>>

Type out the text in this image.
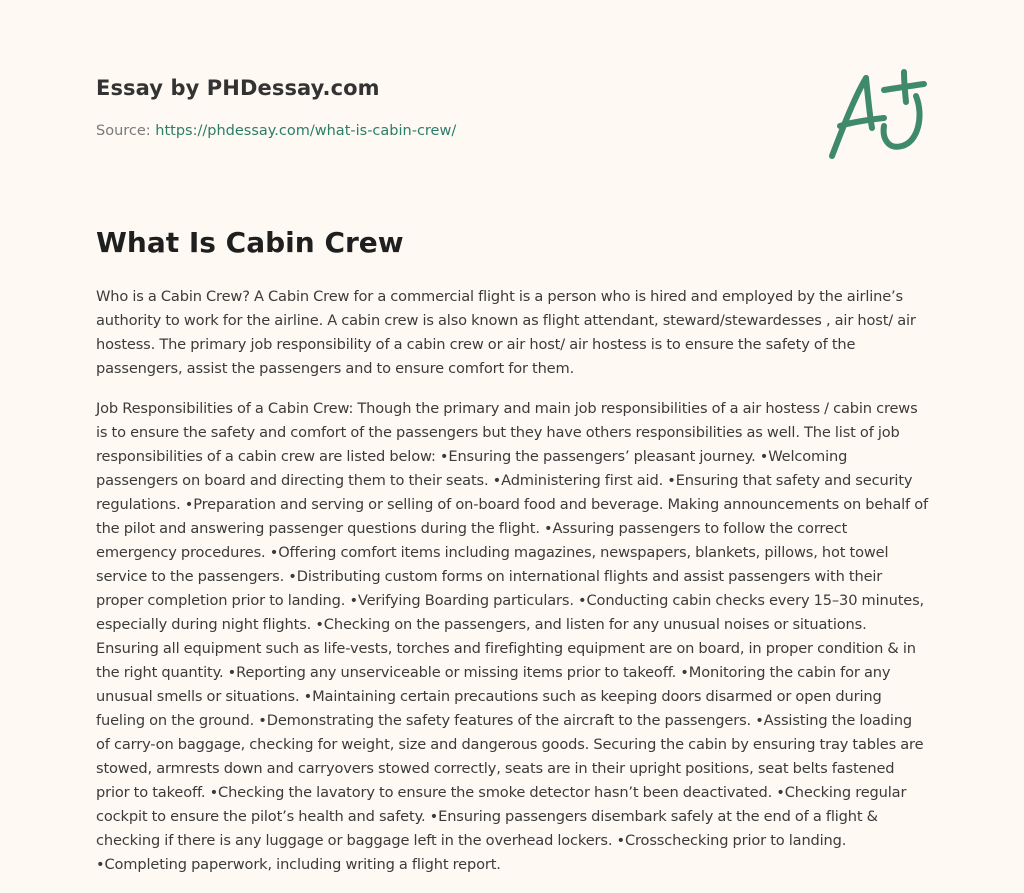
Essay by PHDessay.com
Source: https://phdessay.com/what-is-cabin-crew/
What Is Cabin Crew

Who is a Cabin Crew? A Cabin Crew for a commercial flight is a person who is hired and employed by the airline’s authority to work for the airline. A cabin crew is also known as flight attendant, steward/stewardesses , air host/ air hostess. The primary job responsibility of a cabin crew or air host/ air hostess is to ensure the safety of the passengers, assist the passengers and to ensure comfort for them.

Job Responsibilities of a Cabin Crew: Though the primary and main job responsibilities of a air hostess / cabin crews is to ensure the safety and comfort of the passengers but they have others responsibilities as well. The list of job responsibilities of a cabin crew are listed below: •Ensuring the passengers’ pleasant journey. •Welcoming passengers on board and directing them to their seats. •Administering first aid. •Ensuring that safety and security regulations. •Preparation and serving or selling of on-board food and beverage. Making announcements on behalf of the pilot and answering passenger questions during the flight. •Assuring passengers to follow the correct emergency procedures. •Offering comfort items including magazines, newspapers, blankets, pillows, hot towel service to the passengers. •Distributing custom forms on international flights and assist passengers with their proper completion prior to landing. •Verifying Boarding particulars. •Conducting cabin checks every 15–30 minutes, especially during night flights. •Checking on the passengers, and listen for any unusual noises or situations. Ensuring all equipment such as life-vests, torches and firefighting equipment are on board, in proper condition & in the right quantity. •Reporting any unserviceable or missing items prior to takeoff. •Monitoring the cabin for any unusual smells or situations. •Maintaining certain precautions such as keeping doors disarmed or open during fueling on the ground. •Demonstrating the safety features of the aircraft to the passengers. •Assisting the loading of carry-on baggage, checking for weight, size and dangerous goods. Securing the cabin by ensuring tray tables are stowed, armrests down and carryovers stowed correctly, seats are in their upright positions, seat belts fastened prior to takeoff. •Checking the lavatory to ensure the smoke detector hasn’t been deactivated. •Checking regular cockpit to ensure the pilot’s health and safety. •Ensuring passengers disembark safely at the end of a flight & checking if there is any luggage or baggage left in the overhead lockers. •Crosschecking prior to landing. •Completing paperwork, including writing a flight report.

<<

§ Written exercise
Reproduce each record above by retyping it exactly; omit all images.

§ Task result
Type out the text in this image.
Essay by PHDessay.com
Source: https://phdessay.com/what-is-cabin-crew/
What Is Cabin Crew

Who is a Cabin Crew? A Cabin Crew for a commercial flight is a person who is hired and employed by the airline’s authority to work for the airline. A cabin crew is also known as flight attendant, steward/stewardesses , air host/ air hostess. The primary job responsibility of a cabin crew or air host/ air hostess is to ensure the safety of the passengers, assist the passengers and to ensure comfort for them.

Job Responsibilities of a Cabin Crew: Though the primary and main job responsibilities of a air hostess / cabin crews is to ensure the safety and comfort of the passengers but they have others responsibilities as well. The list of job responsibilities of a cabin crew are listed below: •Ensuring the passengers’ pleasant journey. •Welcoming passengers on board and directing them to their seats. •Administering first aid. •Ensuring that safety and security regulations. •Preparation and serving or selling of on-board food and beverage. Making announcements on behalf of the pilot and answering passenger questions during the flight. •Assuring passengers to follow the correct emergency procedures. •Offering comfort items including magazines, newspapers, blankets, pillows, hot towel service to the passengers. •Distributing custom forms on international flights and assist passengers with their proper completion prior to landing. •Verifying Boarding particulars. •Conducting cabin checks every 15–30 minutes, especially during night flights. •Checking on the passengers, and listen for any unusual noises or situations. Ensuring all equipment such as life-vests, torches and firefighting equipment are on board, in proper condition & in the right quantity. •Reporting any unserviceable or missing items prior to takeoff. •Monitoring the cabin for any unusual smells or situations. •Maintaining certain precautions such as keeping doors disarmed or open during fueling on the ground. •Demonstrating the safety features of the aircraft to the passengers. •Assisting the loading of carry-on baggage, checking for weight, size and dangerous goods. Securing the cabin by ensuring tray tables are stowed, armrests down and carryovers stowed correctly, seats are in their upright positions, seat belts fastened prior to takeoff. •Checking the lavatory to ensure the smoke detector hasn’t been deactivated. •Checking regular cockpit to ensure the pilot’s health and safety. •Ensuring passengers disembark safely at the end of a flight & checking if there is any luggage or baggage left in the overhead lockers. •Crosschecking prior to landing. •Completing paperwork, including writing a flight report.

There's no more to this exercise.